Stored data
+ + +
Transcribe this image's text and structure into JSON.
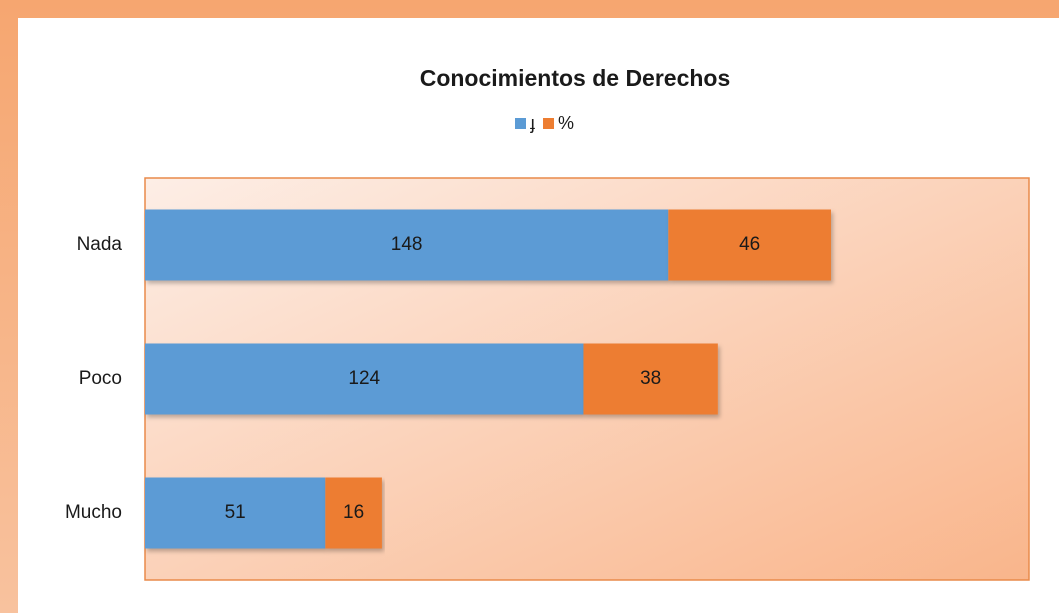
{
  "chart_data": {
    "type": "stacked-bar-horizontal",
    "title": "Conocimientos de Derechos",
    "categories": [
      "Nada",
      "Poco",
      "Mucho"
    ],
    "series": [
      {
        "name": "ɟ",
        "color": "#5b9bd5",
        "values": [
          148,
          124,
          51
        ]
      },
      {
        "name": "%",
        "color": "#ed7d31",
        "values": [
          46,
          38,
          16
        ]
      }
    ],
    "xlim": [
      0,
      250
    ],
    "legend": "top"
  }
}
+ + +
WORK TO BE COMPLETED
Exactly reproduce the entries above, minus the pictures.

CORRECT RESULT
Transcribe this image's text and structure into JSON.
{
  "chart_data": {
    "type": "stacked-bar-horizontal",
    "title": "Conocimientos de Derechos",
    "categories": [
      "Nada",
      "Poco",
      "Mucho"
    ],
    "series": [
      {
        "name": "ɟ",
        "color": "#5b9bd5",
        "values": [
          148,
          124,
          51
        ]
      },
      {
        "name": "%",
        "color": "#ed7d31",
        "values": [
          46,
          38,
          16
        ]
      }
    ],
    "xlim": [
      0,
      250
    ],
    "legend": "top"
  }
}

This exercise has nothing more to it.